>> Begin

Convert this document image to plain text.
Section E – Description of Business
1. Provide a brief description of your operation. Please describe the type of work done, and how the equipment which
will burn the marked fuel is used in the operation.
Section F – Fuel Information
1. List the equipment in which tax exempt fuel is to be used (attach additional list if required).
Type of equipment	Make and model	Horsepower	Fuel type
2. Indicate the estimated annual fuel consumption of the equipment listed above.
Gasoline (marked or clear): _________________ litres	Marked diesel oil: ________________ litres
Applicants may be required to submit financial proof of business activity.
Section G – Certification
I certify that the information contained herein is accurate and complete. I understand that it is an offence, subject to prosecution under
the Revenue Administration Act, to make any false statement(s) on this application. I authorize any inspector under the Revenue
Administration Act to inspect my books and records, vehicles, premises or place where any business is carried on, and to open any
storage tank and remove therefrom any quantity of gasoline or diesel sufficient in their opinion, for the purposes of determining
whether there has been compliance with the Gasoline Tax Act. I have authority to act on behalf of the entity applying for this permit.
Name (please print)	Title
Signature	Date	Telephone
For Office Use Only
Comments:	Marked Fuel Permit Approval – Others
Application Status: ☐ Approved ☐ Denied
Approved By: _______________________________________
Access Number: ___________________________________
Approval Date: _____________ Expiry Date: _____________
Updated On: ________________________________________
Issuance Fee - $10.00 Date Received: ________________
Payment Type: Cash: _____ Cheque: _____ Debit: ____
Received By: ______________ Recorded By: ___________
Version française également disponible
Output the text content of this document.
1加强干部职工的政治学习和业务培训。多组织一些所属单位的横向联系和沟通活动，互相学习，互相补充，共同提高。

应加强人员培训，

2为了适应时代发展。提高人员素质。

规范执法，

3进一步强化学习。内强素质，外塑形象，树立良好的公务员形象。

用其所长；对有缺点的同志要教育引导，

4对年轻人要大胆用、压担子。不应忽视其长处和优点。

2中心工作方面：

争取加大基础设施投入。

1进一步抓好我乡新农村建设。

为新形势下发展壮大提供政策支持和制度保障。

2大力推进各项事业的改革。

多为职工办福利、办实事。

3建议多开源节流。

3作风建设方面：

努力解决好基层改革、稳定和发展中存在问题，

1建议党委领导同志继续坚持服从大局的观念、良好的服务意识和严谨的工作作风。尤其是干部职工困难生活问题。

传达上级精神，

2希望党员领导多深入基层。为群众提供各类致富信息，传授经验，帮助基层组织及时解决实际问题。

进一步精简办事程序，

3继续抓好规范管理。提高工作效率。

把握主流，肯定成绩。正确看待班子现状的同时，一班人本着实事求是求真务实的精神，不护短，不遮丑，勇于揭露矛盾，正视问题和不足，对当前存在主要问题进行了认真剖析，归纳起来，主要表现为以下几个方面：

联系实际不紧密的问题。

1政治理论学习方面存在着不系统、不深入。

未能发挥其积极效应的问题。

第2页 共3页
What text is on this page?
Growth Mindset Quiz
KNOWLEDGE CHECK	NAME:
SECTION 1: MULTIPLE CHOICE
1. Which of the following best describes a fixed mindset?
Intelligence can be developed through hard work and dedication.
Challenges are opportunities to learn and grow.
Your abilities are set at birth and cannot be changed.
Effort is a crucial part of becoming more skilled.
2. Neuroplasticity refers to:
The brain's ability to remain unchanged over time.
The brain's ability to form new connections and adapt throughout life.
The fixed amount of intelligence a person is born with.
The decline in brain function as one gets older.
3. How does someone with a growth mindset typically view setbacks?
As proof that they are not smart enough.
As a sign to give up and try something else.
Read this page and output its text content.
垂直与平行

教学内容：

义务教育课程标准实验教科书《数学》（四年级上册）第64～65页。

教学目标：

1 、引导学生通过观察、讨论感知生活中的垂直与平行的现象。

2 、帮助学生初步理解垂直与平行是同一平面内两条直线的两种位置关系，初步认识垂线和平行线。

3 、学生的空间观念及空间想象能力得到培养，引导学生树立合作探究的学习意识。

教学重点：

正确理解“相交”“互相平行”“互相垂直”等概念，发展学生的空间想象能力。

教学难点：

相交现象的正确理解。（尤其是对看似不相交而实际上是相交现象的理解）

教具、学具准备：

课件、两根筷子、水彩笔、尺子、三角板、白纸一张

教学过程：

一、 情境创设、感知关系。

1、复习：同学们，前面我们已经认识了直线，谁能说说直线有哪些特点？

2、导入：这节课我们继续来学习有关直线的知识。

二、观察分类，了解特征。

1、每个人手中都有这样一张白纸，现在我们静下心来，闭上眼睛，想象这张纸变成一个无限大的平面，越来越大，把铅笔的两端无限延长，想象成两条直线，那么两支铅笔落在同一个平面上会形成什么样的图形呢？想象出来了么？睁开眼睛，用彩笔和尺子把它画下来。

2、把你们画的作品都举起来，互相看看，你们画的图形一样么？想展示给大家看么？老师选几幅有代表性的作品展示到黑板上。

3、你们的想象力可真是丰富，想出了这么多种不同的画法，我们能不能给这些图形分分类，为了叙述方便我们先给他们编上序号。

>> End

TASK INSTRUCTIONS: Everything from the line with "Read this page and output its text content." through the last line of the material above should be echoed exactly, and nothing else.

ANSWER TO THE EXERCISE:
Read this page and output its text content.
垂直与平行

教学内容：

义务教育课程标准实验教科书《数学》（四年级上册）第64～65页。

教学目标：

1 、引导学生通过观察、讨论感知生活中的垂直与平行的现象。

2 、帮助学生初步理解垂直与平行是同一平面内两条直线的两种位置关系，初步认识垂线和平行线。

3 、学生的空间观念及空间想象能力得到培养，引导学生树立合作探究的学习意识。

教学重点：

正确理解“相交”“互相平行”“互相垂直”等概念，发展学生的空间想象能力。

教学难点：

相交现象的正确理解。（尤其是对看似不相交而实际上是相交现象的理解）

教具、学具准备：

课件、两根筷子、水彩笔、尺子、三角板、白纸一张

教学过程：

一、 情境创设、感知关系。

1、复习：同学们，前面我们已经认识了直线，谁能说说直线有哪些特点？

2、导入：这节课我们继续来学习有关直线的知识。

二、观察分类，了解特征。

1、每个人手中都有这样一张白纸，现在我们静下心来，闭上眼睛，想象这张纸变成一个无限大的平面，越来越大，把铅笔的两端无限延长，想象成两条直线，那么两支铅笔落在同一个平面上会形成什么样的图形呢？想象出来了么？睁开眼睛，用彩笔和尺子把它画下来。

2、把你们画的作品都举起来，互相看看，你们画的图形一样么？想展示给大家看么？老师选几幅有代表性的作品展示到黑板上。

3、你们的想象力可真是丰富，想出了这么多种不同的画法，我们能不能给这些图形分分类，为了叙述方便我们先给他们编上序号。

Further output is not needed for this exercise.